Recorded data
######
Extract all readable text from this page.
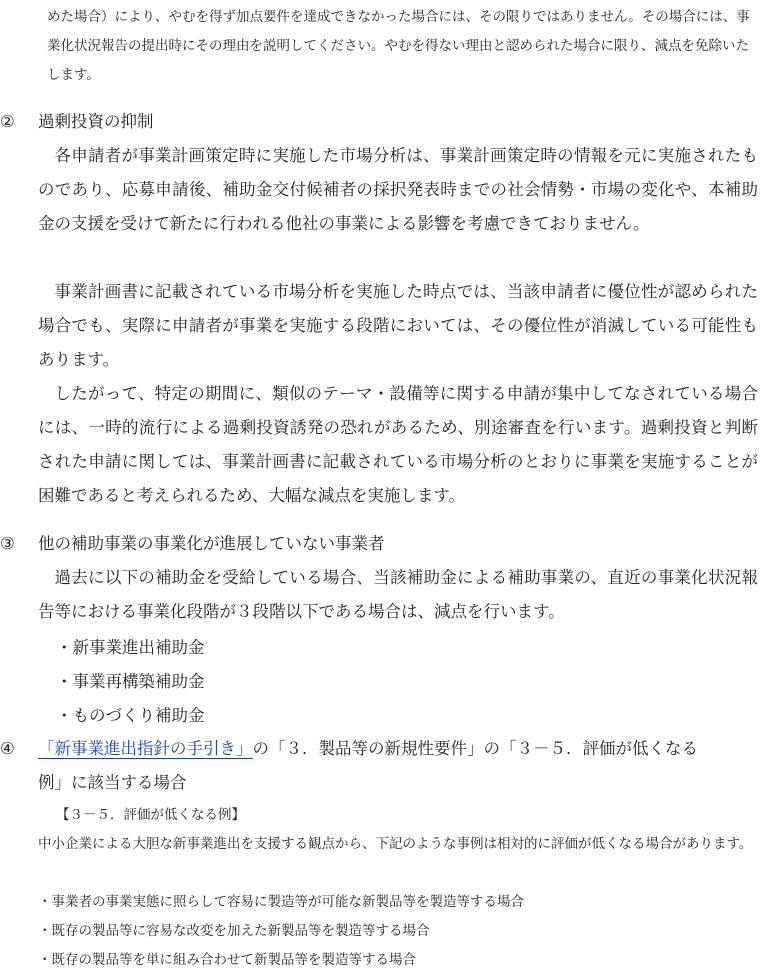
めた場合）により、やむを得ず加点要件を達成できなかった場合には、その限りではありません。その場合には、事業化状況報告の提出時にその理由を説明してください。やむを得ない理由と認められた場合に限り、減点を免除いたします。
②	過剰投資の抑制
各申請者が事業計画策定時に実施した市場分析は、事業計画策定時の情報を元に実施されたものであり、応募申請後、補助金交付候補者の採択発表時までの社会情勢・市場の変化や、本補助金の支援を受けて新たに行われる他社の事業による影響を考慮できておりません。
事業計画書に記載されている市場分析を実施した時点では、当該申請者に優位性が認められた場合でも、実際に申請者が事業を実施する段階においては、その優位性が消滅している可能性もあります。
したがって、特定の期間に、類似のテーマ・設備等に関する申請が集中してなされている場合には、一時的流行による過剰投資誘発の恐れがあるため、別途審査を行います。過剰投資と判断された申請に関しては、事業計画書に記載されている市場分析のとおりに事業を実施することが困難であると考えられるため、大幅な減点を実施します。
③	他の補助事業の事業化が進展していない事業者
過去に以下の補助金を受給している場合、当該補助金による補助事業の、直近の事業化状況報告等における事業化段階が３段階以下である場合は、減点を行います。
・新事業進出補助金
・事業再構築補助金
・ものづくり補助金
④	「新事業進出指針の手引き」の「３．製品等の新規性要件」の「３－５．評価が低くなる
例」に該当する場合
【３－５．評価が低くなる例】
中小企業による大胆な新事業進出を支援する観点から、下記のような事例は相対的に評価が低くなる場合があります。
・事業者の事業実態に照らして容易に製造等が可能な新製品等を製造等する場合
・既存の製品等に容易な改変を加えた新製品等を製造等する場合
・既存の製品等を単に組み合わせて新製品等を製造等する場合
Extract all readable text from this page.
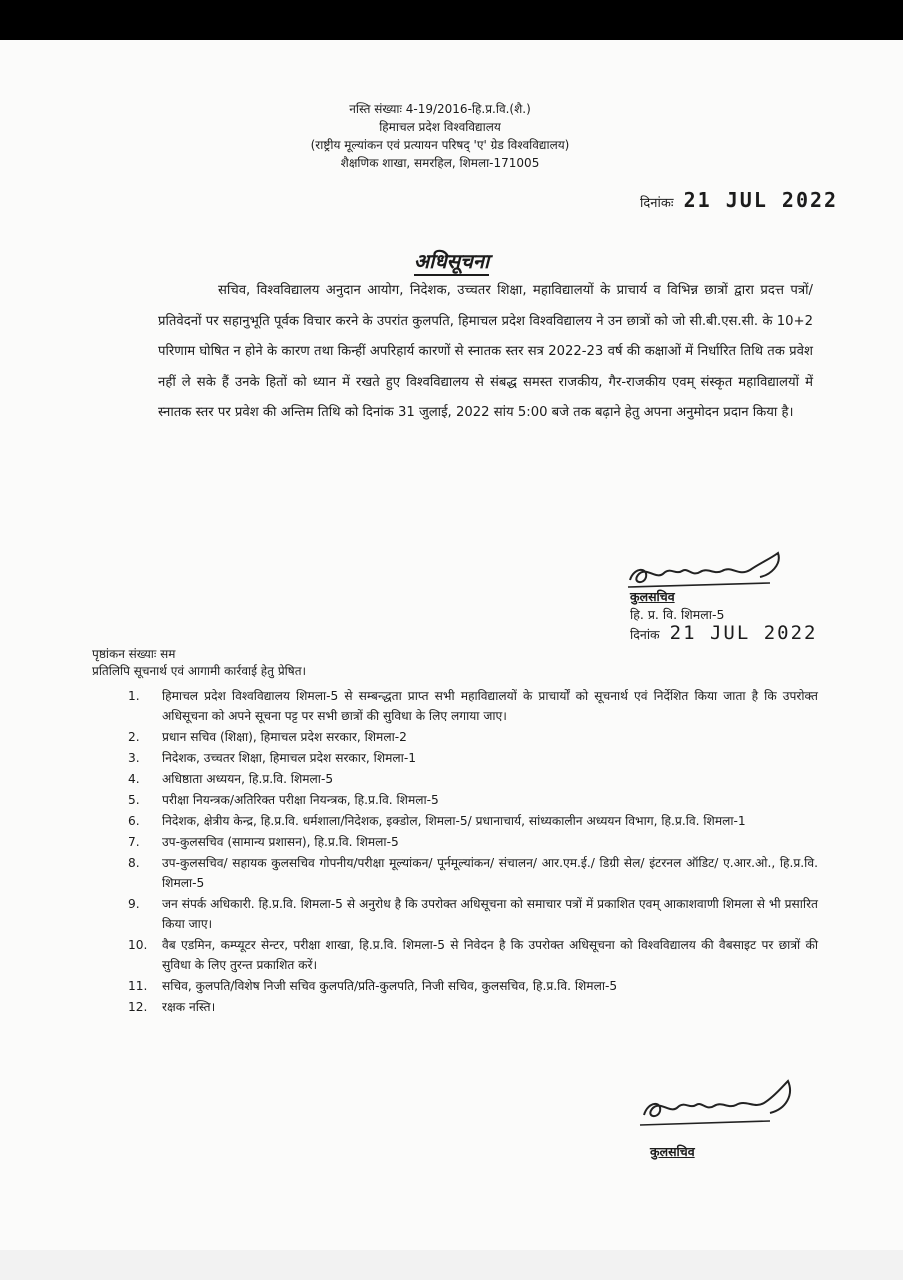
नस्ति संख्याः 4-19/2016-हि.प्र.वि.(शै.)
हिमाचल प्रदेश विश्वविद्यालय
(राष्ट्रीय मूल्यांकन एवं प्रत्यायन परिषद् 'ए' ग्रेड विश्वविद्यालय)
शैक्षणिक शाखा, समरहिल, शिमला-171005
दिनांकः 21 JUL 2022
अधिसूचना
सचिव, विश्वविद्यालय अनुदान आयोग, निदेशक, उच्चतर शिक्षा, महाविद्यालयों के प्राचार्य व विभिन्न छात्रों द्वारा प्रदत्त पत्रों/ प्रतिवेदनों पर सहानुभूति पूर्वक विचार करने के उपरांत कुलपति, हिमाचल प्रदेश विश्वविद्यालय ने उन छात्रों को जो सी.बी.एस.सी. के 10+2 परिणाम घोषित न होने के कारण तथा किन्हीं अपरिहार्य कारणों से स्नातक स्तर सत्र 2022-23 वर्ष की कक्षाओं में निर्धारित तिथि तक प्रवेश नहीं ले सके हैं उनके हितों को ध्यान में रखते हुए विश्वविद्यालय से संबद्ध समस्त राजकीय, गैर-राजकीय एवम् संस्कृत महाविद्यालयों में स्नातक स्तर पर प्रवेश की अन्तिम तिथि को दिनांक 31 जुलाई, 2022 सांय 5:00 बजे तक बढ़ाने हेतु अपना अनुमोदन प्रदान किया है।
कुलसचिव
हि. प्र. वि. शिमला-5
दिनांक 21 JUL 2022
पृष्ठांकन संख्याः सम
प्रतिलिपि सूचनार्थ एवं आगामी कार्रवाई हेतु प्रेषित।
1. हिमाचल प्रदेश विश्वविद्यालय शिमला-5 से सम्बन्द्धता प्राप्त सभी महाविद्यालयों के प्राचार्यों को सूचनार्थ एवं निर्देशित किया जाता है कि उपरोक्त अधिसूचना को अपने सूचना पट्ट पर सभी छात्रों की सुविधा के लिए लगाया जाए।
2. प्रधान सचिव (शिक्षा), हिमाचल प्रदेश सरकार, शिमला-2
3. निदेशक, उच्चतर शिक्षा, हिमाचल प्रदेश सरकार, शिमला-1
4. अधिष्ठाता अध्ययन, हि.प्र.वि. शिमला-5
5. परीक्षा नियन्त्रक/अतिरिक्त परीक्षा नियन्त्रक, हि.प्र.वि. शिमला-5
6. निदेशक, क्षेत्रीय केन्द्र, हि.प्र.वि. धर्मशाला/निदेशक, इक्डोल, शिमला-5/ प्रधानाचार्य, सांध्यकालीन अध्ययन विभाग, हि.प्र.वि. शिमला-1
7. उप-कुलसचिव (सामान्य प्रशासन), हि.प्र.वि. शिमला-5
8. उप-कुलसचिव/ सहायक कुलसचिव गोपनीय/परीक्षा मूल्यांकन/ पूर्नमूल्यांकन/ संचालन/ आर.एम.ई./ डिग्री सेल/ इंटरनल ऑडिट/ ए.आर.ओ., हि.प्र.वि. शिमला-5
9. जन संपर्क अधिकारी. हि.प्र.वि. शिमला-5 से अनुरोध है कि उपरोक्त अधिसूचना को समाचार पत्रों में प्रकाशित एवम् आकाशवाणी शिमला से भी प्रसारित किया जाए।
10. वैब एडमिन, कम्प्यूटर सेन्टर, परीक्षा शाखा, हि.प्र.वि. शिमला-5 से निवेदन है कि उपरोक्त अधिसूचना को विश्वविद्यालय की वैबसाइट पर छात्रों की सुविधा के लिए तुरन्त प्रकाशित करें।
11. सचिव, कुलपति/विशेष निजी सचिव कुलपति/प्रति-कुलपति, निजी सचिव, कुलसचिव, हि.प्र.वि. शिमला-5
12. रक्षक नस्ति।
कुलसचिव
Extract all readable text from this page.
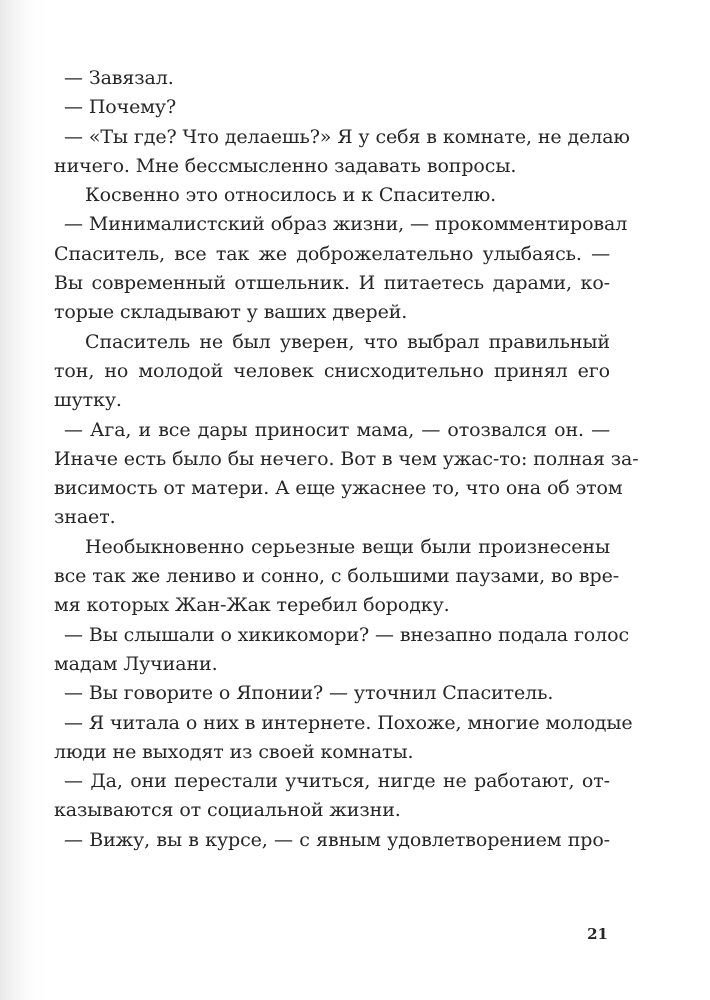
— Завязал.
— Почему?
— «Ты где? Что делаешь?» Я у себя в комнате, не делаю
ничего. Мне бессмысленно задавать вопросы.
Косвенно это относилось и к Спасителю.
— Минималистский образ жизни, — прокомментировал
Спаситель, все так же доброжелательно улыбаясь. —
Вы современный отшельник. И питаетесь дарами, ко-
торые складывают у ваших дверей.
Спаситель не был уверен, что выбрал правильный
тон, но молодой человек снисходительно принял его
шутку.
— Ага, и все дары приносит мама, — отозвался он. —
Иначе есть было бы нечего. Вот в чем ужас-то: полная за-
висимость от матери. А еще ужаснее то, что она об этом
знает.
Необыкновенно серьезные вещи были произнесены
все так же лениво и сонно, с большими паузами, во вре-
мя которых Жан-Жак теребил бородку.
— Вы слышали о хикикомори? — внезапно подала голос
мадам Лучиани.
— Вы говорите о Японии? — уточнил Спаситель.
— Я читала о них в интернете. Похоже, многие молодые
люди не выходят из своей комнаты.
— Да, они перестали учиться, нигде не работают, от-
казываются от социальной жизни.
— Вижу, вы в курсе, — с явным удовлетворением про-
21
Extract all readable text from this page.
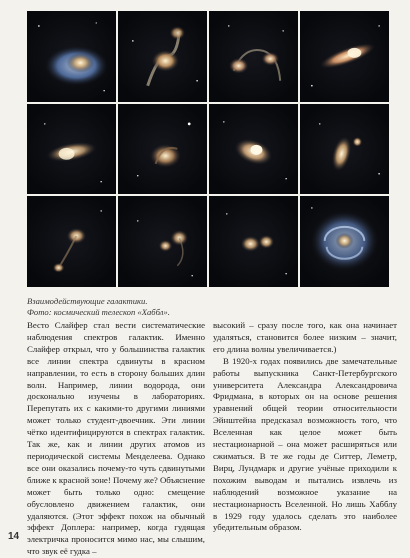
Взаимодействующие галактики.
Фото: космический телескоп «Хаббл».

Весто Слайфер стал вести систематические наблюдения спектров галактик. Именно Слайфер открыл, что у большинства галактик все линии спектра сдвинуты в красном направлении, то есть в сторону больших длин волн. Например, линии водорода, они досконально изучены в лабораториях. Перепутать их с какими-то другими линиями может только студент-двоечник. Эти линии чётко идентифицируются в спектрах галактик. Так же, как и линии других атомов из периодической системы Менделеева. Однако все они оказались почему-то чуть сдвинутыми ближе к красной зоне! Почему же? Объяснение может быть только одно: смещение обусловлено движением галактик, они удаляются. (Этот эффект похож на обычный эффект Доплера: например, когда гудящая электричка проносится мимо нас, мы слышим, что звук её гудка –

высокий – сразу после того, как она начинает удаляться, становится более низким – значит, его длина волны увеличивается.)

В 1920-х годах появились две замечательные работы выпускника Санкт-Петербургского университета Александра Александровича Фридмана, в которых он на основе решения уравнений общей теории относительности Эйнштейна предсказал возможность того, что Вселенная как целое может быть нестационарной – она может расширяться или сжиматься. В те же годы де Ситтер, Леметр, Вирц, Лундмарк и другие учёные приходили к похожим выводам и пытались извлечь из наблюдений возможное указание на нестационарность Вселенной. Но лишь Хабблу в 1929 году удалось сделать это наиболее убедительным образом.

14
######
### Task objective:
How many lines in the records above hold the word "которых"? Give only the number.

### Worked answer:
2